* _Task brief_
In the material below, find all lines with the string "title" and copy them.

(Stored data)
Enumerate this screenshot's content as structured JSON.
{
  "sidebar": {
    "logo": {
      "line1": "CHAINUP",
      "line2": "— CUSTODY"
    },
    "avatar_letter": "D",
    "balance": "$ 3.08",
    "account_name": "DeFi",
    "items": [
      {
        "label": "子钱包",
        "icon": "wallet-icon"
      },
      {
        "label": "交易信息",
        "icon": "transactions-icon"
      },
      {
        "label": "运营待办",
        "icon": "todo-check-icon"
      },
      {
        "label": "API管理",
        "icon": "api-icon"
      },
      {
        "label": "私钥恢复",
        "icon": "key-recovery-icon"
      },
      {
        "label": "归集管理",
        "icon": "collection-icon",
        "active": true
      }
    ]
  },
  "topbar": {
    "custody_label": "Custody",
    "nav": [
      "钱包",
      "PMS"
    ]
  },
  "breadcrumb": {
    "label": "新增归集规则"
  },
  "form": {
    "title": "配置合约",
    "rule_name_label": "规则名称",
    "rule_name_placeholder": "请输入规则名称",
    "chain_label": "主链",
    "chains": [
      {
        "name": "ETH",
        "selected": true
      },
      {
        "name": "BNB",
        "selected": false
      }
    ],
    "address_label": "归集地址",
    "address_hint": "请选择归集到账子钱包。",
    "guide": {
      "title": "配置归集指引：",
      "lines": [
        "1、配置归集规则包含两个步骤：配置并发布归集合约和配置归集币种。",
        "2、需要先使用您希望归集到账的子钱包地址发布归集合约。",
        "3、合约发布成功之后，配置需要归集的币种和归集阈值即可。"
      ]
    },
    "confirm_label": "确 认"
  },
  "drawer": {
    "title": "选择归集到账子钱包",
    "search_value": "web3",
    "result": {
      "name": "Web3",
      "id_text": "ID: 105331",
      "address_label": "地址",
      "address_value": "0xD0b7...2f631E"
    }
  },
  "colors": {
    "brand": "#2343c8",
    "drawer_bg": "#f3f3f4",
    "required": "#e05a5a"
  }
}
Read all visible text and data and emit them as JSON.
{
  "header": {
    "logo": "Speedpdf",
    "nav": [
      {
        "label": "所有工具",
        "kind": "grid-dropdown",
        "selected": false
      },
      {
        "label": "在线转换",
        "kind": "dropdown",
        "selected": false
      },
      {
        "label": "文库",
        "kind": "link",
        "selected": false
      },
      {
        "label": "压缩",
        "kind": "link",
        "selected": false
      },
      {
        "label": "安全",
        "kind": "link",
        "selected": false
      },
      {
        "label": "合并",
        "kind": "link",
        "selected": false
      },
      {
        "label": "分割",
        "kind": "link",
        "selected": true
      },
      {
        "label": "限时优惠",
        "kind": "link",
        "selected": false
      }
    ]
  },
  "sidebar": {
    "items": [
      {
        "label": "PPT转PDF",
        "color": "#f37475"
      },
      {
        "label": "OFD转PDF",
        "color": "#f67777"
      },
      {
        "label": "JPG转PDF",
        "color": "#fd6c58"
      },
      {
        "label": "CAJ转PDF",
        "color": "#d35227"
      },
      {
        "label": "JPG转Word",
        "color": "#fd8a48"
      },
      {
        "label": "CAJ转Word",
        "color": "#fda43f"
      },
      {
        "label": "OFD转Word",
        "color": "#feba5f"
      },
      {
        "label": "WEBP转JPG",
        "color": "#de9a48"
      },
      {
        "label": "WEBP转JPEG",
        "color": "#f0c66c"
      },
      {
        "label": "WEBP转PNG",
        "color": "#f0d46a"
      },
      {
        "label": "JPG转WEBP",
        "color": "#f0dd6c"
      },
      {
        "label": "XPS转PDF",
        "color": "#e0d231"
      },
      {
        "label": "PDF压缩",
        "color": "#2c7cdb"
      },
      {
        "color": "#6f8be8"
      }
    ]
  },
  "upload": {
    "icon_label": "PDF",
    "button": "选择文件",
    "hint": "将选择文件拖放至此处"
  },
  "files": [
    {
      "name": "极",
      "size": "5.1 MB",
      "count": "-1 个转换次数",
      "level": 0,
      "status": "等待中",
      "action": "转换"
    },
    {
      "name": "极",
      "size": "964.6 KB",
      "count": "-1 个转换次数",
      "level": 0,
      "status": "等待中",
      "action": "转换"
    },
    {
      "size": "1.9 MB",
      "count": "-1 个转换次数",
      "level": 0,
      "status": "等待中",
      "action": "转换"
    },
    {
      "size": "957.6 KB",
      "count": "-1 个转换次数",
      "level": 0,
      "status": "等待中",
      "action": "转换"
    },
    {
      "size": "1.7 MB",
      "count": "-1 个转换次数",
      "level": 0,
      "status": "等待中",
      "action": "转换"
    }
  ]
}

* _Exercise result_
    "title": "配置合约",
      "title": "配置归集指引：",
    "title": "选择归集到账子钱包",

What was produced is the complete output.